> _STATED EXERCISE_: Bring together all lines of the material below that contain the string "right".

## Begin

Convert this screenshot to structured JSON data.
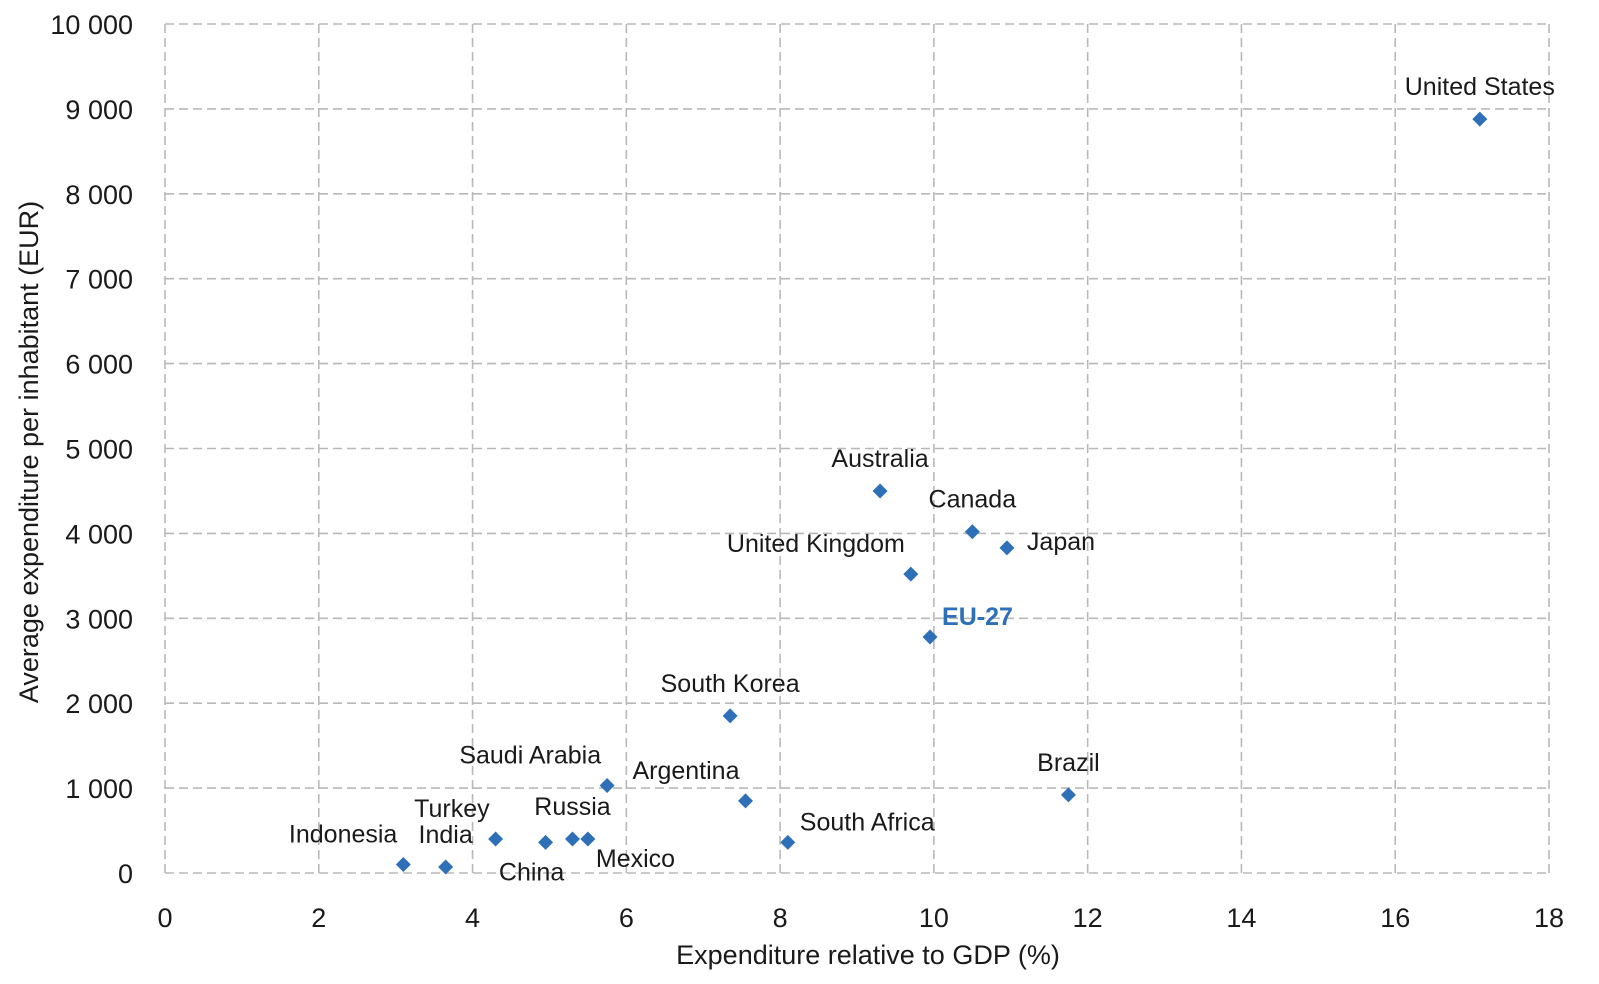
{
  "chart_data": {
    "type": "scatter",
    "title": "",
    "xlabel": "Expenditure relative to GDP (%)",
    "ylabel": "Average expenditure per inhabitant (EUR)",
    "xlim": [
      0,
      18
    ],
    "ylim": [
      0,
      10000
    ],
    "x_ticks": [
      0,
      2,
      4,
      6,
      8,
      10,
      12,
      14,
      16,
      18
    ],
    "y_ticks": [
      0,
      1000,
      2000,
      3000,
      4000,
      5000,
      6000,
      7000,
      8000,
      9000,
      10000
    ],
    "x_tick_labels": [
      "0",
      "2",
      "4",
      "6",
      "8",
      "10",
      "12",
      "14",
      "16",
      "18"
    ],
    "y_tick_labels": [
      "0",
      "1 000",
      "2 000",
      "3 000",
      "4 000",
      "5 000",
      "6 000",
      "7 000",
      "8 000",
      "9 000",
      "10 000"
    ],
    "grid": true,
    "marker": "diamond",
    "colors": {
      "marker": "#2e70b8",
      "highlight_label": "#2e70b8",
      "grid": "#b8b8b8",
      "text": "#1a1a1a"
    },
    "points": [
      {
        "label": "United States",
        "x": 17.1,
        "y": 8880,
        "label_pos": "above"
      },
      {
        "label": "Australia",
        "x": 9.3,
        "y": 4500,
        "label_pos": "above"
      },
      {
        "label": "Canada",
        "x": 10.5,
        "y": 4020,
        "label_pos": "above"
      },
      {
        "label": "Japan",
        "x": 10.95,
        "y": 3830,
        "label_pos": "right"
      },
      {
        "label": "United Kingdom",
        "x": 9.7,
        "y": 3520,
        "label_pos": "above-left"
      },
      {
        "label": "EU-27",
        "x": 9.95,
        "y": 2780,
        "label_pos": "above-right",
        "highlight": true
      },
      {
        "label": "South Korea",
        "x": 7.35,
        "y": 1850,
        "label_pos": "above"
      },
      {
        "label": "Saudi Arabia",
        "x": 5.75,
        "y": 1030,
        "label_pos": "above-left"
      },
      {
        "label": "Argentina",
        "x": 7.55,
        "y": 850,
        "label_pos": "above-left"
      },
      {
        "label": "Brazil",
        "x": 11.75,
        "y": 920,
        "label_pos": "above"
      },
      {
        "label": "South Africa",
        "x": 8.1,
        "y": 360,
        "label_pos": "above-right"
      },
      {
        "label": "Turkey",
        "x": 4.3,
        "y": 400,
        "label_pos": "above-left"
      },
      {
        "label": "Russia",
        "x": 5.3,
        "y": 400,
        "label_pos": "above"
      },
      {
        "label": "China",
        "x": 4.95,
        "y": 360,
        "label_pos": "below"
      },
      {
        "label": "Mexico",
        "x": 5.5,
        "y": 400,
        "label_pos": "below-right"
      },
      {
        "label": "Indonesia",
        "x": 3.1,
        "y": 100,
        "label_pos": "above-left"
      },
      {
        "label": "India",
        "x": 3.65,
        "y": 70,
        "label_pos": "above"
      }
    ]
  }
}
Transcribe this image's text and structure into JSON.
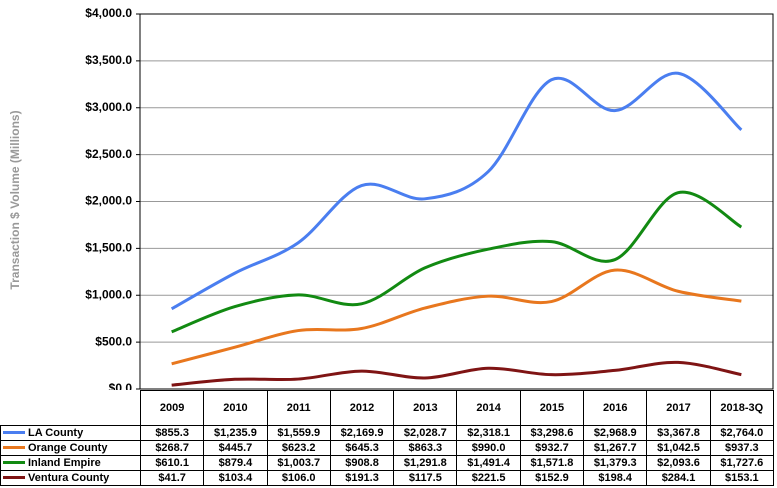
{
  "chart_data": {
    "type": "line",
    "y_label": "Transaction $ Volume (Millions)",
    "categories": [
      "2009",
      "2010",
      "2011",
      "2012",
      "2013",
      "2014",
      "2015",
      "2016",
      "2017",
      "2018-3Q"
    ],
    "series": [
      {
        "name": "LA County",
        "color": "#4a7ef0",
        "values": [
          855.3,
          1235.9,
          1559.9,
          2169.9,
          2028.7,
          2318.1,
          3298.6,
          2968.9,
          3367.8,
          2764.0
        ],
        "value_labels": [
          "$855.3",
          "$1,235.9",
          "$1,559.9",
          "$2,169.9",
          "$2,028.7",
          "$2,318.1",
          "$3,298.6",
          "$2,968.9",
          "$3,367.8",
          "$2,764.0"
        ]
      },
      {
        "name": "Orange County",
        "color": "#e8771e",
        "values": [
          268.7,
          445.7,
          623.2,
          645.3,
          863.3,
          990.0,
          932.7,
          1267.7,
          1042.5,
          937.3
        ],
        "value_labels": [
          "$268.7",
          "$445.7",
          "$623.2",
          "$645.3",
          "$863.3",
          "$990.0",
          "$932.7",
          "$1,267.7",
          "$1,042.5",
          "$937.3"
        ]
      },
      {
        "name": "Inland Empire",
        "color": "#128a12",
        "values": [
          610.1,
          879.4,
          1003.7,
          908.8,
          1291.8,
          1491.4,
          1571.8,
          1379.3,
          2093.6,
          1727.6
        ],
        "value_labels": [
          "$610.1",
          "$879.4",
          "$1,003.7",
          "$908.8",
          "$1,291.8",
          "$1,491.4",
          "$1,571.8",
          "$1,379.3",
          "$2,093.6",
          "$1,727.6"
        ]
      },
      {
        "name": "Ventura County",
        "color": "#7f1414",
        "values": [
          41.7,
          103.4,
          106.0,
          191.3,
          117.5,
          221.5,
          152.9,
          198.4,
          284.1,
          153.1
        ],
        "value_labels": [
          "$41.7",
          "$103.4",
          "$106.0",
          "$191.3",
          "$117.5",
          "$221.5",
          "$152.9",
          "$198.4",
          "$284.1",
          "$153.1"
        ]
      }
    ],
    "ylim": [
      0,
      4000
    ],
    "yticks": [
      {
        "value": 0,
        "label": "$0.0"
      },
      {
        "value": 500,
        "label": "$500.0"
      },
      {
        "value": 1000,
        "label": "$1,000.0"
      },
      {
        "value": 1500,
        "label": "$1,500.0"
      },
      {
        "value": 2000,
        "label": "$2,000.0"
      },
      {
        "value": 2500,
        "label": "$2,500.0"
      },
      {
        "value": 3000,
        "label": "$3,000.0"
      },
      {
        "value": 3500,
        "label": "$3,500.0"
      },
      {
        "value": 4000,
        "label": "$4,000.0"
      }
    ],
    "grid": true
  }
}
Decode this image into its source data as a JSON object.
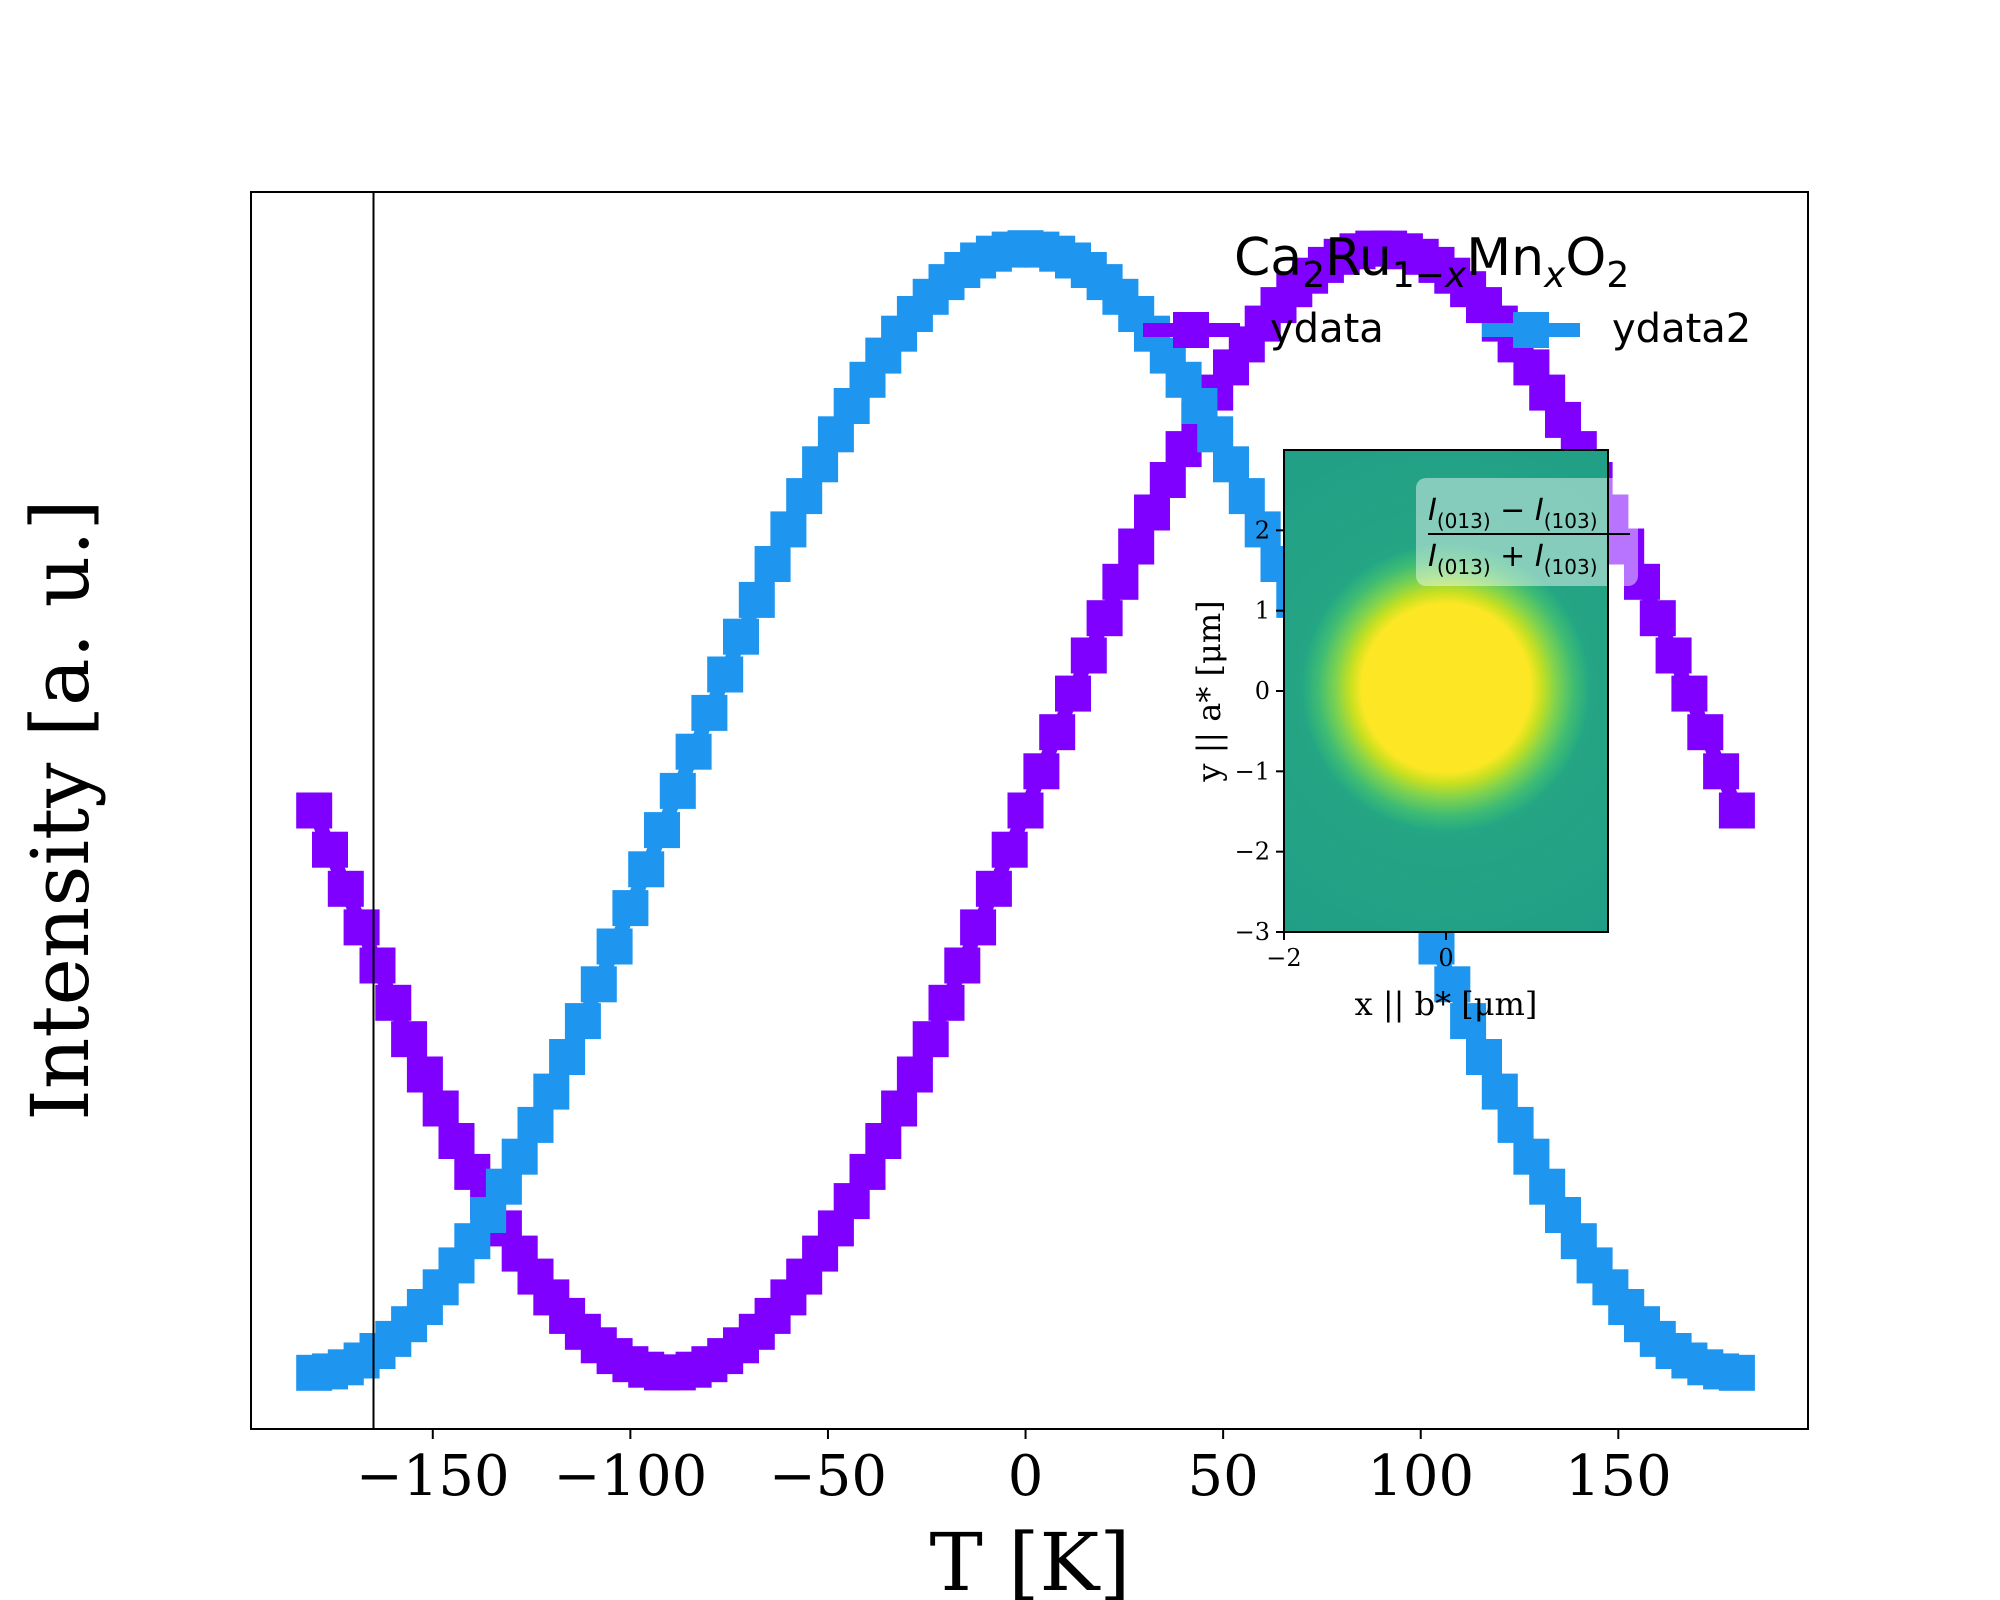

## End

> _TASK RESPONSE_:
        "label_pos": "right"
        "label_pos": "above-right",
        "label_pos": "above-right"
        "label_pos": "below-right"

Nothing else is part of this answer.